> [THE PROBLEM] Output, please, every line from the line that holds "Read this page and output its text content." to the end, exactly as written.

Saved data entries
+++++
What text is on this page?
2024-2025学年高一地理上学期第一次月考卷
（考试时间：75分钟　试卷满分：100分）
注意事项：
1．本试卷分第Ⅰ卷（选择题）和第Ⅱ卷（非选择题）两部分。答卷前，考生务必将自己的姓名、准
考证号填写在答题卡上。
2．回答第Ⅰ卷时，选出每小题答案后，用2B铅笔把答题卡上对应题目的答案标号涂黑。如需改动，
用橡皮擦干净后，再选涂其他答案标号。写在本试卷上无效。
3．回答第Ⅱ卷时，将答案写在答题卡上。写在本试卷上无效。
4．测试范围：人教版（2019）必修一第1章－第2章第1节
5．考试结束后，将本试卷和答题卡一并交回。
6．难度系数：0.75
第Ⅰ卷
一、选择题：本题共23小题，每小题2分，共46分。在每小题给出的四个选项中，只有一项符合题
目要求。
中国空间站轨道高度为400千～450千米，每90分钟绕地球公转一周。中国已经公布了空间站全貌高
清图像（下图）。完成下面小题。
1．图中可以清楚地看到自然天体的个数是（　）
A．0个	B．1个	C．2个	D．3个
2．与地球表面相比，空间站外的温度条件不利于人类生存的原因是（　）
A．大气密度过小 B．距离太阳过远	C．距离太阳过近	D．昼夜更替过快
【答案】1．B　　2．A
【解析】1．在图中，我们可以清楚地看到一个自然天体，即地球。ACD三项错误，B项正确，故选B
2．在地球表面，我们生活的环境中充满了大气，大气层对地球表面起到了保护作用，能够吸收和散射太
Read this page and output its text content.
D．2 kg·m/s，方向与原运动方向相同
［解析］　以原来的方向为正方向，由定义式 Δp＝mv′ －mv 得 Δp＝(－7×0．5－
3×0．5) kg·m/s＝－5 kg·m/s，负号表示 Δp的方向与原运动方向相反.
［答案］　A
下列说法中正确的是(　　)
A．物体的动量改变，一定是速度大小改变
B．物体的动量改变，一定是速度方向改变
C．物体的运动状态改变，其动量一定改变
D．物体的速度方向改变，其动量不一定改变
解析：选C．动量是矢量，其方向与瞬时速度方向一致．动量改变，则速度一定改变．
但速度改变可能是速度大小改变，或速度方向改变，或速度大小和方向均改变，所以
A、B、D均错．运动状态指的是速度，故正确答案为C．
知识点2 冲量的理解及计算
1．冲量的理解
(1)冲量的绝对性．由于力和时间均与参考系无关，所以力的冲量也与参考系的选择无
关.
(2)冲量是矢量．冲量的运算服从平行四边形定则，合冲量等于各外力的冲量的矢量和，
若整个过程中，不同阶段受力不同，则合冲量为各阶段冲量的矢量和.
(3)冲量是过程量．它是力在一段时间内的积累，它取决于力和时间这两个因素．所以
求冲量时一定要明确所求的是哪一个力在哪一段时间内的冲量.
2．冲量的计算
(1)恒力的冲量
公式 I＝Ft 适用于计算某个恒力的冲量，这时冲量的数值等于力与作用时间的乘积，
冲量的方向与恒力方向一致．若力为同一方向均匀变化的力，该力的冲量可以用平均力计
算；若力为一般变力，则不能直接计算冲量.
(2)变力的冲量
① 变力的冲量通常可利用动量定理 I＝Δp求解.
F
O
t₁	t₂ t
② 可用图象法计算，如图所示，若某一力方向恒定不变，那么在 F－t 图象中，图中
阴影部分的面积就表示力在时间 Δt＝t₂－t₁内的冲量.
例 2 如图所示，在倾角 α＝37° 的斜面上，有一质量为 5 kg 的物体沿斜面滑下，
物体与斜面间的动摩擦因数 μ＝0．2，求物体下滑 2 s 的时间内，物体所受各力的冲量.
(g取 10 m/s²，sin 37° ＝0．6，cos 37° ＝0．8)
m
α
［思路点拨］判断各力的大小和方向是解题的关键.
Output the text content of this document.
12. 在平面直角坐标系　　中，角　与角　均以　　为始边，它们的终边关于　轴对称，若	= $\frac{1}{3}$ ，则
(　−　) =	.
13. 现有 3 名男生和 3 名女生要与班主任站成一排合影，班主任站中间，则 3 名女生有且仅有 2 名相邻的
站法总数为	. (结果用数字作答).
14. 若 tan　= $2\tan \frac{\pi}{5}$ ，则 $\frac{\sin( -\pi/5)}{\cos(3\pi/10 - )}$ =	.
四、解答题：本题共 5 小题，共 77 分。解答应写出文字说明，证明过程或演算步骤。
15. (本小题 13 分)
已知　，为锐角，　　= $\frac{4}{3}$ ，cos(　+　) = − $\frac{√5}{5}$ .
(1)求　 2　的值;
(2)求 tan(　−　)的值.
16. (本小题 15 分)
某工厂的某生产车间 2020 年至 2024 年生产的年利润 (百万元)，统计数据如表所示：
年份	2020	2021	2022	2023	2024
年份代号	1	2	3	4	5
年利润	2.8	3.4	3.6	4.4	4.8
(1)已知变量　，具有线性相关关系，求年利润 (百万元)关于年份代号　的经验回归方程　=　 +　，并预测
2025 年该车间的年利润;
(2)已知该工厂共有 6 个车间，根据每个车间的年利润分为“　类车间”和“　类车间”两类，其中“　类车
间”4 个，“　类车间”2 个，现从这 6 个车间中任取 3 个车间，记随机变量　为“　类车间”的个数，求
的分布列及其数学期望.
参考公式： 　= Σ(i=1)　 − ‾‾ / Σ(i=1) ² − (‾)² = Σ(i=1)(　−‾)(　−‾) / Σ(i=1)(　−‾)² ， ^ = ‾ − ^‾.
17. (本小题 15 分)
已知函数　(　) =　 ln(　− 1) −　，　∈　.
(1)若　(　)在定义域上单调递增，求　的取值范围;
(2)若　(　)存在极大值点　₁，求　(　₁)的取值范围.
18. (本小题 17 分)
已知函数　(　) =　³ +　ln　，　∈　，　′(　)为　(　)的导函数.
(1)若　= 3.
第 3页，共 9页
+++++
> [WRITTEN RESPONSE]
Read this page and output its text content.
D．2 kg·m/s，方向与原运动方向相同
［解析］　以原来的方向为正方向，由定义式 Δp＝mv′ －mv 得 Δp＝(－7×0．5－
3×0．5) kg·m/s＝－5 kg·m/s，负号表示 Δp的方向与原运动方向相反.
［答案］　A
下列说法中正确的是(　　)
A．物体的动量改变，一定是速度大小改变
B．物体的动量改变，一定是速度方向改变
C．物体的运动状态改变，其动量一定改变
D．物体的速度方向改变，其动量不一定改变
解析：选C．动量是矢量，其方向与瞬时速度方向一致．动量改变，则速度一定改变．
但速度改变可能是速度大小改变，或速度方向改变，或速度大小和方向均改变，所以
A、B、D均错．运动状态指的是速度，故正确答案为C．
知识点2 冲量的理解及计算
1．冲量的理解
(1)冲量的绝对性．由于力和时间均与参考系无关，所以力的冲量也与参考系的选择无
关.
(2)冲量是矢量．冲量的运算服从平行四边形定则，合冲量等于各外力的冲量的矢量和，
若整个过程中，不同阶段受力不同，则合冲量为各阶段冲量的矢量和.
(3)冲量是过程量．它是力在一段时间内的积累，它取决于力和时间这两个因素．所以
求冲量时一定要明确所求的是哪一个力在哪一段时间内的冲量.
2．冲量的计算
(1)恒力的冲量
公式 I＝Ft 适用于计算某个恒力的冲量，这时冲量的数值等于力与作用时间的乘积，
冲量的方向与恒力方向一致．若力为同一方向均匀变化的力，该力的冲量可以用平均力计
算；若力为一般变力，则不能直接计算冲量.
(2)变力的冲量
① 变力的冲量通常可利用动量定理 I＝Δp求解.
F
O
t₁	t₂ t
② 可用图象法计算，如图所示，若某一力方向恒定不变，那么在 F－t 图象中，图中
阴影部分的面积就表示力在时间 Δt＝t₂－t₁内的冲量.
例 2 如图所示，在倾角 α＝37° 的斜面上，有一质量为 5 kg 的物体沿斜面滑下，
物体与斜面间的动摩擦因数 μ＝0．2，求物体下滑 2 s 的时间内，物体所受各力的冲量.
(g取 10 m/s²，sin 37° ＝0．6，cos 37° ＝0．8)
m
α
［思路点拨］判断各力的大小和方向是解题的关键.
Output the text content of this document.
12. 在平面直角坐标系　　中，角　与角　均以　　为始边，它们的终边关于　轴对称，若	= $\frac{1}{3}$ ，则
(　−　) =	.
13. 现有 3 名男生和 3 名女生要与班主任站成一排合影，班主任站中间，则 3 名女生有且仅有 2 名相邻的
站法总数为	. (结果用数字作答).
14. 若 tan　= $2\tan \frac{\pi}{5}$ ，则 $\frac{\sin( -\pi/5)}{\cos(3\pi/10 - )}$ =	.
四、解答题：本题共 5 小题，共 77 分。解答应写出文字说明，证明过程或演算步骤。
15. (本小题 13 分)
已知　，为锐角，　　= $\frac{4}{3}$ ，cos(　+　) = − $\frac{√5}{5}$ .
(1)求　 2　的值;
(2)求 tan(　−　)的值.
16. (本小题 15 分)
某工厂的某生产车间 2020 年至 2024 年生产的年利润 (百万元)，统计数据如表所示：
年份	2020	2021	2022	2023	2024
年份代号	1	2	3	4	5
年利润	2.8	3.4	3.6	4.4	4.8
(1)已知变量　，具有线性相关关系，求年利润 (百万元)关于年份代号　的经验回归方程　=　 +　，并预测
2025 年该车间的年利润;
(2)已知该工厂共有 6 个车间，根据每个车间的年利润分为“　类车间”和“　类车间”两类，其中“　类车
间”4 个，“　类车间”2 个，现从这 6 个车间中任取 3 个车间，记随机变量　为“　类车间”的个数，求
的分布列及其数学期望.
参考公式： 　= Σ(i=1)　 − ‾‾ / Σ(i=1) ² − (‾)² = Σ(i=1)(　−‾)(　−‾) / Σ(i=1)(　−‾)² ， ^ = ‾ − ^‾.
17. (本小题 15 分)
已知函数　(　) =　 ln(　− 1) −　，　∈　.
(1)若　(　)在定义域上单调递增，求　的取值范围;
(2)若　(　)存在极大值点　₁，求　(　₁)的取值范围.
18. (本小题 17 分)
已知函数　(　) =　³ +　ln　，　∈　，　′(　)为　(　)的导函数.
(1)若　= 3.
第 3页，共 9页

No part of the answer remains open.